- [Aim]:
In the listing below, find every line containing "внаслідок" and copy it out.

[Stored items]

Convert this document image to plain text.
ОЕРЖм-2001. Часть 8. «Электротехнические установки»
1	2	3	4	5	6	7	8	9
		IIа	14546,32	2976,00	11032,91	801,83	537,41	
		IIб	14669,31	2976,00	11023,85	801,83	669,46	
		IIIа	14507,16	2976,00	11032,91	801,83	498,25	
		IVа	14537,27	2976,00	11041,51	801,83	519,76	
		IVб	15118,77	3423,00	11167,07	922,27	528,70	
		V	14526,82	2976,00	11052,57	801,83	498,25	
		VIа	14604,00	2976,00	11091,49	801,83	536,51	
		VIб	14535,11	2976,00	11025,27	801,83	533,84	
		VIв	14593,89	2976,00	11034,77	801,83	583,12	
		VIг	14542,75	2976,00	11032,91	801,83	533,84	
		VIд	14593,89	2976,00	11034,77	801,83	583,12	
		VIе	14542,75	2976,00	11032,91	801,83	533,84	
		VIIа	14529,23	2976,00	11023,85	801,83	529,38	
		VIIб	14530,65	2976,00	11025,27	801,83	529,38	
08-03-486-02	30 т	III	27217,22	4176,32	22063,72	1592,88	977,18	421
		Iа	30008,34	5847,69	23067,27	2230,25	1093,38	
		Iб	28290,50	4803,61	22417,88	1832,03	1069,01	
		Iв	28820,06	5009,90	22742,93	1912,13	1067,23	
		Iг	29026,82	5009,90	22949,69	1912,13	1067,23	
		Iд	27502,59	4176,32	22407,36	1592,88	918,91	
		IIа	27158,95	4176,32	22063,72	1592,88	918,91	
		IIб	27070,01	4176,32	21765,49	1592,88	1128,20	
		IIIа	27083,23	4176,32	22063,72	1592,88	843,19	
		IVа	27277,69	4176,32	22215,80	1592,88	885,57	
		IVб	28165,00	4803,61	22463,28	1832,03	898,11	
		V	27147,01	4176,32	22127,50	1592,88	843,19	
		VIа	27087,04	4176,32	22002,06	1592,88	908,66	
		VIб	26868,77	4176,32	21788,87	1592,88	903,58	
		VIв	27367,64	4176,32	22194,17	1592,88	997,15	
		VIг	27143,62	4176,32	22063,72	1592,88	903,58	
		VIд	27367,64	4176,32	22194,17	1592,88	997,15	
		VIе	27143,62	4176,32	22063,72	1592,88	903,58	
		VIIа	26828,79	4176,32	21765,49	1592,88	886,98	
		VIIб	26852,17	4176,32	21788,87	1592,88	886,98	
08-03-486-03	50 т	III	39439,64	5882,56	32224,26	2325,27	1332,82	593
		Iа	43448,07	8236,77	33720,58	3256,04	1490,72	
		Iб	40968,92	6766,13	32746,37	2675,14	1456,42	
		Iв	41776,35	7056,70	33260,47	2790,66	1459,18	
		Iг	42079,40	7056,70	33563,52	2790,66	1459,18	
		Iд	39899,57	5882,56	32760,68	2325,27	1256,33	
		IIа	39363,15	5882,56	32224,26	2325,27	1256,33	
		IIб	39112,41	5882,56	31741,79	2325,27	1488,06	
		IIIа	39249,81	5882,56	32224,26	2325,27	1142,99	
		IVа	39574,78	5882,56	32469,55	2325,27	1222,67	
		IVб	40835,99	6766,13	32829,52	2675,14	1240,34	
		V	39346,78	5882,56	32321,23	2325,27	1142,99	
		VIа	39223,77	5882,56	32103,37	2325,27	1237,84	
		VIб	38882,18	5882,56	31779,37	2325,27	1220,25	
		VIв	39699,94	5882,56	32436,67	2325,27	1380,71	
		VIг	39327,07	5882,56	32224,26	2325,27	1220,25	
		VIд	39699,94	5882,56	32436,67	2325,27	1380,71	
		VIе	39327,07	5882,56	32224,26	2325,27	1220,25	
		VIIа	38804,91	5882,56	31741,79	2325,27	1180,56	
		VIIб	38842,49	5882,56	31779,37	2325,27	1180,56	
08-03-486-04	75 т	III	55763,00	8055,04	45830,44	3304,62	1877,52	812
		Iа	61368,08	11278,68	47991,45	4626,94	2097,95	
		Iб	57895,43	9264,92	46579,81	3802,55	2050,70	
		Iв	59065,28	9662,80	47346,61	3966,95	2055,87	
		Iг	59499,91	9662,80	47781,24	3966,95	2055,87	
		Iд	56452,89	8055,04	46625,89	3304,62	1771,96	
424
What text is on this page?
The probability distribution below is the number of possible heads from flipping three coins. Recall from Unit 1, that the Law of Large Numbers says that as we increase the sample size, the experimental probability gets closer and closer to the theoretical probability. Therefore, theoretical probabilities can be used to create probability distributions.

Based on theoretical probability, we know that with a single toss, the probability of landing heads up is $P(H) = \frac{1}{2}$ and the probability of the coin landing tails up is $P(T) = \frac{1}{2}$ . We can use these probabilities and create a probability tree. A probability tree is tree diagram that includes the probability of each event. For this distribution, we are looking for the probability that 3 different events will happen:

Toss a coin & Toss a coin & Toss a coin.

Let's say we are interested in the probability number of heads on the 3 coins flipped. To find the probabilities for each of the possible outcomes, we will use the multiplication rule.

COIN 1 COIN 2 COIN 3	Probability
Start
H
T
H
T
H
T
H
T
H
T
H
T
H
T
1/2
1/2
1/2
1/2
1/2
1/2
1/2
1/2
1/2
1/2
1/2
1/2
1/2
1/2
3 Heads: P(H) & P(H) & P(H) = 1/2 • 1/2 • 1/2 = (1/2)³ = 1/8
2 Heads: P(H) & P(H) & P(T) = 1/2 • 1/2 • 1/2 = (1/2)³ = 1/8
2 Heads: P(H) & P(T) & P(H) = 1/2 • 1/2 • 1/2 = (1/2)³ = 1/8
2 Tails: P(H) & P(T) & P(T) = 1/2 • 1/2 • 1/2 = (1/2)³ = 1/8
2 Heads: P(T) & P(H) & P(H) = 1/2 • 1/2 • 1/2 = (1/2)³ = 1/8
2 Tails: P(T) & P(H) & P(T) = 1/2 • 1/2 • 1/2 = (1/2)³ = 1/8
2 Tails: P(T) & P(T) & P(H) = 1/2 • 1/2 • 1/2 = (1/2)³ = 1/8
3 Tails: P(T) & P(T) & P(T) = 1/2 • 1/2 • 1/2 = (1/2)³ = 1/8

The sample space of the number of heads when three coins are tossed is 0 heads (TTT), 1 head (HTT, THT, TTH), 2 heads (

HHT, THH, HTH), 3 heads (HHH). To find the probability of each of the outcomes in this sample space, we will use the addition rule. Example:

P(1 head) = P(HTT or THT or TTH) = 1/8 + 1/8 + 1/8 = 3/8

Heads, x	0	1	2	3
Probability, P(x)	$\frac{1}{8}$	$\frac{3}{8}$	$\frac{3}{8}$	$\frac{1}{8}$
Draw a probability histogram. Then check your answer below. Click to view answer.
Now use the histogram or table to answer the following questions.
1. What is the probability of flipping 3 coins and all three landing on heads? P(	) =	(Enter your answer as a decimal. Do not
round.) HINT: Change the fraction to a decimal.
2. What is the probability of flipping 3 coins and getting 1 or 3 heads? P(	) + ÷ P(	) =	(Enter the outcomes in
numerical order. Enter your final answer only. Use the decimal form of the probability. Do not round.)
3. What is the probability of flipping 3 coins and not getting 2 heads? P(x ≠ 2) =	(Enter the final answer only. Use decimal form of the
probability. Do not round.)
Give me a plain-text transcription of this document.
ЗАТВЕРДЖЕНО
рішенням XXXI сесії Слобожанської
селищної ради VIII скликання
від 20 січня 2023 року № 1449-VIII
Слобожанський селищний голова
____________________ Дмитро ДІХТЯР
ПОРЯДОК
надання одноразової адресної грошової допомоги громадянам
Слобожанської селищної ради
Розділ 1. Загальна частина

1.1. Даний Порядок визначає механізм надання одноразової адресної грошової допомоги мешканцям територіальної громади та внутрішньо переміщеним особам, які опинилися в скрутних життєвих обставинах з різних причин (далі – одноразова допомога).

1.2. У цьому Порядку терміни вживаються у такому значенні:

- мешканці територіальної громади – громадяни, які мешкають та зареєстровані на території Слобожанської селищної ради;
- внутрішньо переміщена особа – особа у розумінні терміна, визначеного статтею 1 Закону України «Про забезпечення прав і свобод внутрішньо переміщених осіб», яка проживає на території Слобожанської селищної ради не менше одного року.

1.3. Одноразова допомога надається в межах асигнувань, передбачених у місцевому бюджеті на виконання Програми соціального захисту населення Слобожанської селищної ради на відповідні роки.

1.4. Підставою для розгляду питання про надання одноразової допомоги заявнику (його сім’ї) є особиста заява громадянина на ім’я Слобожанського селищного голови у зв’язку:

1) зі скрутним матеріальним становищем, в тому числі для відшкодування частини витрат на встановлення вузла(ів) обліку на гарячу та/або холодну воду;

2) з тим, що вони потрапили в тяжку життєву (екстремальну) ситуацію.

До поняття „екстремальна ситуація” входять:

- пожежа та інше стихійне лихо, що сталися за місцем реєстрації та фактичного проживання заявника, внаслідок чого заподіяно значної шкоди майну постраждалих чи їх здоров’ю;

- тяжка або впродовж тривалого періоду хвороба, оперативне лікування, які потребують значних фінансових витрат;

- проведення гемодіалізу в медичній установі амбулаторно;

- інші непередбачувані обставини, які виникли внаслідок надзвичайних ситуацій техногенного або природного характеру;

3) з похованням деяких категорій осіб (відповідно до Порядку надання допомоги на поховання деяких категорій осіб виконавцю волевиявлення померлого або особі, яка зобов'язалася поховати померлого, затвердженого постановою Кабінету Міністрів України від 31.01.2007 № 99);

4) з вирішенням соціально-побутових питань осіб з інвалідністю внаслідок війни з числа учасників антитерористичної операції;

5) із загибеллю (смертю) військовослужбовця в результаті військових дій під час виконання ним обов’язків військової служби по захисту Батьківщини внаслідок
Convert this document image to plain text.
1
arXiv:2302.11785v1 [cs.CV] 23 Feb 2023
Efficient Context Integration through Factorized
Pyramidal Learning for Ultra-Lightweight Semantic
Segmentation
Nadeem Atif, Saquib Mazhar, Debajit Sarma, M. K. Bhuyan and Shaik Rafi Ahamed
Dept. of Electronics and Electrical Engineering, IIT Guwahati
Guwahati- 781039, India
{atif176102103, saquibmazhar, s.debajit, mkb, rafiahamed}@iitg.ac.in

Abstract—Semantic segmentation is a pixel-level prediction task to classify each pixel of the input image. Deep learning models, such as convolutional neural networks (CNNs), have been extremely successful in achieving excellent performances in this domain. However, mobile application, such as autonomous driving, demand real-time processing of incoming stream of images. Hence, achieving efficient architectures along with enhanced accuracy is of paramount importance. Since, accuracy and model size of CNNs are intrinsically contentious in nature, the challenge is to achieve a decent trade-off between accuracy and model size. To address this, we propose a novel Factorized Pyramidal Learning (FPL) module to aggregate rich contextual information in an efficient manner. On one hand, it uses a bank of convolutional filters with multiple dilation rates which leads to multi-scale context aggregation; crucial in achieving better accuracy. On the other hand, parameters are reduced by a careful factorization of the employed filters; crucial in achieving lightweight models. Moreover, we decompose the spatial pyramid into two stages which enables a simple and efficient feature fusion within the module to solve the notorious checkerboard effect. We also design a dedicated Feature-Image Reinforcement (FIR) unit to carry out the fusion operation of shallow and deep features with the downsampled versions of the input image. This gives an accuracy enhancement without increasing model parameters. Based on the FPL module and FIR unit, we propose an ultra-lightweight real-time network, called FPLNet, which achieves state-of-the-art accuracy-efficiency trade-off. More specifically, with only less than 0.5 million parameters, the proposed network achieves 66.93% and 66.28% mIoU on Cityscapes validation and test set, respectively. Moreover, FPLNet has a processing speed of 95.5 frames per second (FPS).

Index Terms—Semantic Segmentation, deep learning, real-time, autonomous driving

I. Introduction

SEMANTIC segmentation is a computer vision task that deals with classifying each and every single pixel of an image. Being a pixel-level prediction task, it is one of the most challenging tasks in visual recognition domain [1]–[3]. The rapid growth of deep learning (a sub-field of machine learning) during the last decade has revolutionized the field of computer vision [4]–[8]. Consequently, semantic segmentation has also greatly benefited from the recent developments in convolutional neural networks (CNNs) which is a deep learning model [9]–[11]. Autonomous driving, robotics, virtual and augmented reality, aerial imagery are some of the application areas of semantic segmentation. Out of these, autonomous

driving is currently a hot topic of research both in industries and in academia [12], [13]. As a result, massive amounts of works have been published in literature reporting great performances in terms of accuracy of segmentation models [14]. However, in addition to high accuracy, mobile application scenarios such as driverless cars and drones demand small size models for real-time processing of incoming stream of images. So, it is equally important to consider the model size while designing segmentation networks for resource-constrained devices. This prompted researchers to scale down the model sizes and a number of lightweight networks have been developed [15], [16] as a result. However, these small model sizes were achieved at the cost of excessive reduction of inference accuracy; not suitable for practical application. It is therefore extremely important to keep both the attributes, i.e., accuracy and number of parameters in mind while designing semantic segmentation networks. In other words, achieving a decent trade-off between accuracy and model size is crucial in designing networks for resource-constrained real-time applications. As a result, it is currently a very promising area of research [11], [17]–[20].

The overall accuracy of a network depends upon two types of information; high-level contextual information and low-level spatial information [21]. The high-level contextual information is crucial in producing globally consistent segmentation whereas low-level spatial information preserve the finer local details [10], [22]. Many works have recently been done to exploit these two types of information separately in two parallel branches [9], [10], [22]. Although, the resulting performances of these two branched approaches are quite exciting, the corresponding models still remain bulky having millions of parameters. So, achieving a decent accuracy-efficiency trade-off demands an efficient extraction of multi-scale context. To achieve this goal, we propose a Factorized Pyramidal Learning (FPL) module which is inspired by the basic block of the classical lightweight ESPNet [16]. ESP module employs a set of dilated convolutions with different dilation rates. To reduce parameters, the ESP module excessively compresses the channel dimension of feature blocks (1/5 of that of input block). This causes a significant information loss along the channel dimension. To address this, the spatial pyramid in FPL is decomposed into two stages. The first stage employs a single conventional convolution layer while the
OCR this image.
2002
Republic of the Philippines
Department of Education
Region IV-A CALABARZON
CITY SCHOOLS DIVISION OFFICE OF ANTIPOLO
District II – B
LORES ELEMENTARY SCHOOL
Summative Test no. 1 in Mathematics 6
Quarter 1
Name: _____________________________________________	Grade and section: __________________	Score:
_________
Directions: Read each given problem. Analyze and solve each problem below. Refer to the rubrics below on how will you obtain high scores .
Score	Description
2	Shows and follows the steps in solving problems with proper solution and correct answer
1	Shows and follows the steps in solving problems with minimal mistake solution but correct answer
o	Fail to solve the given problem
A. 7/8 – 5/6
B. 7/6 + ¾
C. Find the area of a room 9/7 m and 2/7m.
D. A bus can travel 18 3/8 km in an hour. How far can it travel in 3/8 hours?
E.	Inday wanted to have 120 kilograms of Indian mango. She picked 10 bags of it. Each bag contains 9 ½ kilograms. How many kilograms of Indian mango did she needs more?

- [Task response]:
- пожежа та інше стихійне лихо, що сталися за місцем реєстрації та фактичного проживання заявника, внаслідок чого заподіяно значної шкоди майну постраждалих чи їх здоров’ю;
- інші непередбачувані обставини, які виникли внаслідок надзвичайних ситуацій техногенного або природного характеру;
4) з вирішенням соціально-побутових питань осіб з інвалідністю внаслідок війни з числа учасників антитерористичної операції;
5) із загибеллю (смертю) військовослужбовця в результаті військових дій під час виконання ним обов’язків військової служби по захисту Батьківщини внаслідок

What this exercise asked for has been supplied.